_Given problem_: Your task is to output the data exactly as it stands.

(Saved data entries)
============
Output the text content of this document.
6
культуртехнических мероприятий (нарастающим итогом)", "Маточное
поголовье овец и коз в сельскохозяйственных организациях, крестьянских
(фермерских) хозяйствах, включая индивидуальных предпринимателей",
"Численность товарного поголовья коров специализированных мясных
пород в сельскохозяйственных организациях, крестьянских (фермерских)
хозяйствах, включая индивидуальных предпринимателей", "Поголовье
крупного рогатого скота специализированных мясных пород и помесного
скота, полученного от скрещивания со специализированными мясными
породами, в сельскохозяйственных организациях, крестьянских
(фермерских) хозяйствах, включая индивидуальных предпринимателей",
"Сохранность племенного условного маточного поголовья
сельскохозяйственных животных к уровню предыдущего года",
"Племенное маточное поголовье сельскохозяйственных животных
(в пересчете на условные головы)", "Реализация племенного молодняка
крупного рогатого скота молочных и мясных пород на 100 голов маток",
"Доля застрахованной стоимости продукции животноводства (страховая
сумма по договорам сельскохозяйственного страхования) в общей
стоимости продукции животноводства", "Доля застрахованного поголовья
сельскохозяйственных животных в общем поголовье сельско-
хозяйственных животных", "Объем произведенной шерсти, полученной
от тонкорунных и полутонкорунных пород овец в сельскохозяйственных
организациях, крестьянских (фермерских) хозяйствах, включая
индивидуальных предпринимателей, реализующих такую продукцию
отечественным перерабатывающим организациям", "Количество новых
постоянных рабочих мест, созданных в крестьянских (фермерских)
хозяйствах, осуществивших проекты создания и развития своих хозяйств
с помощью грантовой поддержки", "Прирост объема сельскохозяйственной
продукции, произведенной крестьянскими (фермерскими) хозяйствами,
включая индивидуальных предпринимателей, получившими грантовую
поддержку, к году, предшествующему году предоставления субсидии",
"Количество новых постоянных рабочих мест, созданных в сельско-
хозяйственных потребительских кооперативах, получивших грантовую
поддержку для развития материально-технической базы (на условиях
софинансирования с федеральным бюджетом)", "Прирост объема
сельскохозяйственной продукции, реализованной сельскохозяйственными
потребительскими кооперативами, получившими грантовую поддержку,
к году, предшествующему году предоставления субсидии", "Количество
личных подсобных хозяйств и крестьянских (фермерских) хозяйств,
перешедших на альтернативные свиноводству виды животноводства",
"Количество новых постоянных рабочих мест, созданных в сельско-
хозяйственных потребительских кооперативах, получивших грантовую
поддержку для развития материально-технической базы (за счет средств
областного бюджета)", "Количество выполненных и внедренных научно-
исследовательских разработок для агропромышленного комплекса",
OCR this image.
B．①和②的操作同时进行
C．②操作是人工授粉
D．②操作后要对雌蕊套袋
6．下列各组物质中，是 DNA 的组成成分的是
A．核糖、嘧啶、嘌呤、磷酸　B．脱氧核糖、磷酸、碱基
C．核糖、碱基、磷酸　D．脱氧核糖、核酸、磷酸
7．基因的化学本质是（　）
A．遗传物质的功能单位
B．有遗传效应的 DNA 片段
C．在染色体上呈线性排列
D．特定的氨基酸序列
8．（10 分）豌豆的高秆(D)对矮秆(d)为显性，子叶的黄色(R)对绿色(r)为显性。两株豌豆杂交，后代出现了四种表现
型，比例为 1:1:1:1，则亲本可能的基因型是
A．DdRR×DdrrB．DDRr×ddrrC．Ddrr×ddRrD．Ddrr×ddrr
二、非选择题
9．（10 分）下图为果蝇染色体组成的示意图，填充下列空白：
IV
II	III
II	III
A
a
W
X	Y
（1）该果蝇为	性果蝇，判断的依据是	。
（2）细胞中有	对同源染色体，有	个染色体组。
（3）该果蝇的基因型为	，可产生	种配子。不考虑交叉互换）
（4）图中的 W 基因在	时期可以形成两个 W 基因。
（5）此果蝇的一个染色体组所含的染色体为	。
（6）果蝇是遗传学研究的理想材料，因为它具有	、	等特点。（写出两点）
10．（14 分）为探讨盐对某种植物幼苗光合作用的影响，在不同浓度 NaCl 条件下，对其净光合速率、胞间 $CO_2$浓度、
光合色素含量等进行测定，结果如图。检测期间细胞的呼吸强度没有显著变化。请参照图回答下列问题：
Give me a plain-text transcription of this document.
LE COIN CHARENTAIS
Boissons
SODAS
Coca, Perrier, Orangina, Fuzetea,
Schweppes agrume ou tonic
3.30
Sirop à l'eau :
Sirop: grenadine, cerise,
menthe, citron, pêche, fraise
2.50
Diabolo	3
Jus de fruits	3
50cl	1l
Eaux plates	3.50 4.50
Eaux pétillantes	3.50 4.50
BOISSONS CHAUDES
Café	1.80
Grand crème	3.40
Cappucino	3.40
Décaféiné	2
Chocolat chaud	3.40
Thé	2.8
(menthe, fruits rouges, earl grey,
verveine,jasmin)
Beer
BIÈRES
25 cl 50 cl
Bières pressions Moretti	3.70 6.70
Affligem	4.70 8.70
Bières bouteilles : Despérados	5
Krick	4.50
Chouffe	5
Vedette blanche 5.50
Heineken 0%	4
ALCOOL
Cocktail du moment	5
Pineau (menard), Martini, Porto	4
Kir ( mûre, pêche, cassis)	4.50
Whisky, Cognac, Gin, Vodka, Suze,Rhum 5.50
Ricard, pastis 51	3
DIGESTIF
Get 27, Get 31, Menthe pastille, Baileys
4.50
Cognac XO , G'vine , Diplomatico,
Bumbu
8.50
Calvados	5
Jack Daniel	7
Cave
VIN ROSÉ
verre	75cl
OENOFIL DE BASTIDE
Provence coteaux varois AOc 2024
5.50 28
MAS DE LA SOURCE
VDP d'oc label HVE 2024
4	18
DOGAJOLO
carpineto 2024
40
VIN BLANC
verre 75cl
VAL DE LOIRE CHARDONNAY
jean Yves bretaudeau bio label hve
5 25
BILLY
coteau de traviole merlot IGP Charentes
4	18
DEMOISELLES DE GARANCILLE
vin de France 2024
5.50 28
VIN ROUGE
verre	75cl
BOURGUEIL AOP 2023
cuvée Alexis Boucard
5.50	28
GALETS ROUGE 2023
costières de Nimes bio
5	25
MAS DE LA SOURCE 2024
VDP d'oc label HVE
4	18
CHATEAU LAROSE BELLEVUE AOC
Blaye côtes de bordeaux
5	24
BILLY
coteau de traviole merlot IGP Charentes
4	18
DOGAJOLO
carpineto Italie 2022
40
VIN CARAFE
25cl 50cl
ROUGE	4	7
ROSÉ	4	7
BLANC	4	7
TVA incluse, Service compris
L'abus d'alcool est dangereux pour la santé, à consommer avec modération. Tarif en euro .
============
_Exercise result_:
Output the text content of this document.
6
культуртехнических мероприятий (нарастающим итогом)", "Маточное
поголовье овец и коз в сельскохозяйственных организациях, крестьянских
(фермерских) хозяйствах, включая индивидуальных предпринимателей",
"Численность товарного поголовья коров специализированных мясных
пород в сельскохозяйственных организациях, крестьянских (фермерских)
хозяйствах, включая индивидуальных предпринимателей", "Поголовье
крупного рогатого скота специализированных мясных пород и помесного
скота, полученного от скрещивания со специализированными мясными
породами, в сельскохозяйственных организациях, крестьянских
(фермерских) хозяйствах, включая индивидуальных предпринимателей",
"Сохранность племенного условного маточного поголовья
сельскохозяйственных животных к уровню предыдущего года",
"Племенное маточное поголовье сельскохозяйственных животных
(в пересчете на условные головы)", "Реализация племенного молодняка
крупного рогатого скота молочных и мясных пород на 100 голов маток",
"Доля застрахованной стоимости продукции животноводства (страховая
сумма по договорам сельскохозяйственного страхования) в общей
стоимости продукции животноводства", "Доля застрахованного поголовья
сельскохозяйственных животных в общем поголовье сельско-
хозяйственных животных", "Объем произведенной шерсти, полученной
от тонкорунных и полутонкорунных пород овец в сельскохозяйственных
организациях, крестьянских (фермерских) хозяйствах, включая
индивидуальных предпринимателей, реализующих такую продукцию
отечественным перерабатывающим организациям", "Количество новых
постоянных рабочих мест, созданных в крестьянских (фермерских)
хозяйствах, осуществивших проекты создания и развития своих хозяйств
с помощью грантовой поддержки", "Прирост объема сельскохозяйственной
продукции, произведенной крестьянскими (фермерскими) хозяйствами,
включая индивидуальных предпринимателей, получившими грантовую
поддержку, к году, предшествующему году предоставления субсидии",
"Количество новых постоянных рабочих мест, созданных в сельско-
хозяйственных потребительских кооперативах, получивших грантовую
поддержку для развития материально-технической базы (на условиях
софинансирования с федеральным бюджетом)", "Прирост объема
сельскохозяйственной продукции, реализованной сельскохозяйственными
потребительскими кооперативами, получившими грантовую поддержку,
к году, предшествующему году предоставления субсидии", "Количество
личных подсобных хозяйств и крестьянских (фермерских) хозяйств,
перешедших на альтернативные свиноводству виды животноводства",
"Количество новых постоянных рабочих мест, созданных в сельско-
хозяйственных потребительских кооперативах, получивших грантовую
поддержку для развития материально-технической базы (за счет средств
областного бюджета)", "Количество выполненных и внедренных научно-
исследовательских разработок для агропромышленного комплекса",
OCR this image.
B．①和②的操作同时进行
C．②操作是人工授粉
D．②操作后要对雌蕊套袋
6．下列各组物质中，是 DNA 的组成成分的是
A．核糖、嘧啶、嘌呤、磷酸　B．脱氧核糖、磷酸、碱基
C．核糖、碱基、磷酸　D．脱氧核糖、核酸、磷酸
7．基因的化学本质是（　）
A．遗传物质的功能单位
B．有遗传效应的 DNA 片段
C．在染色体上呈线性排列
D．特定的氨基酸序列
8．（10 分）豌豆的高秆(D)对矮秆(d)为显性，子叶的黄色(R)对绿色(r)为显性。两株豌豆杂交，后代出现了四种表现
型，比例为 1:1:1:1，则亲本可能的基因型是
A．DdRR×DdrrB．DDRr×ddrrC．Ddrr×ddRrD．Ddrr×ddrr
二、非选择题
9．（10 分）下图为果蝇染色体组成的示意图，填充下列空白：
IV
II	III
II	III
A
a
W
X	Y
（1）该果蝇为	性果蝇，判断的依据是	。
（2）细胞中有	对同源染色体，有	个染色体组。
（3）该果蝇的基因型为	，可产生	种配子。不考虑交叉互换）
（4）图中的 W 基因在	时期可以形成两个 W 基因。
（5）此果蝇的一个染色体组所含的染色体为	。
（6）果蝇是遗传学研究的理想材料，因为它具有	、	等特点。（写出两点）
10．（14 分）为探讨盐对某种植物幼苗光合作用的影响，在不同浓度 NaCl 条件下，对其净光合速率、胞间 $CO_2$浓度、
光合色素含量等进行测定，结果如图。检测期间细胞的呼吸强度没有显著变化。请参照图回答下列问题：
Give me a plain-text transcription of this document.
LE COIN CHARENTAIS
Boissons
SODAS
Coca, Perrier, Orangina, Fuzetea,
Schweppes agrume ou tonic
3.30
Sirop à l'eau :
Sirop: grenadine, cerise,
menthe, citron, pêche, fraise
2.50
Diabolo	3
Jus de fruits	3
50cl	1l
Eaux plates	3.50 4.50
Eaux pétillantes	3.50 4.50
BOISSONS CHAUDES
Café	1.80
Grand crème	3.40
Cappucino	3.40
Décaféiné	2
Chocolat chaud	3.40
Thé	2.8
(menthe, fruits rouges, earl grey,
verveine,jasmin)
Beer
BIÈRES
25 cl 50 cl
Bières pressions Moretti	3.70 6.70
Affligem	4.70 8.70
Bières bouteilles : Despérados	5
Krick	4.50
Chouffe	5
Vedette blanche 5.50
Heineken 0%	4
ALCOOL
Cocktail du moment	5
Pineau (menard), Martini, Porto	4
Kir ( mûre, pêche, cassis)	4.50
Whisky, Cognac, Gin, Vodka, Suze,Rhum 5.50
Ricard, pastis 51	3
DIGESTIF
Get 27, Get 31, Menthe pastille, Baileys
4.50
Cognac XO , G'vine , Diplomatico,
Bumbu
8.50
Calvados	5
Jack Daniel	7
Cave
VIN ROSÉ
verre	75cl
OENOFIL DE BASTIDE
Provence coteaux varois AOc 2024
5.50 28
MAS DE LA SOURCE
VDP d'oc label HVE 2024
4	18
DOGAJOLO
carpineto 2024
40
VIN BLANC
verre 75cl
VAL DE LOIRE CHARDONNAY
jean Yves bretaudeau bio label hve
5 25
BILLY
coteau de traviole merlot IGP Charentes
4	18
DEMOISELLES DE GARANCILLE
vin de France 2024
5.50 28
VIN ROUGE
verre	75cl
BOURGUEIL AOP 2023
cuvée Alexis Boucard
5.50	28
GALETS ROUGE 2023
costières de Nimes bio
5	25
MAS DE LA SOURCE 2024
VDP d'oc label HVE
4	18
CHATEAU LAROSE BELLEVUE AOC
Blaye côtes de bordeaux
5	24
BILLY
coteau de traviole merlot IGP Charentes
4	18
DOGAJOLO
carpineto Italie 2022
40
VIN CARAFE
25cl 50cl
ROUGE	4	7
ROSÉ	4	7
BLANC	4	7
TVA incluse, Service compris
L'abus d'alcool est dangereux pour la santé, à consommer avec modération. Tarif en euro .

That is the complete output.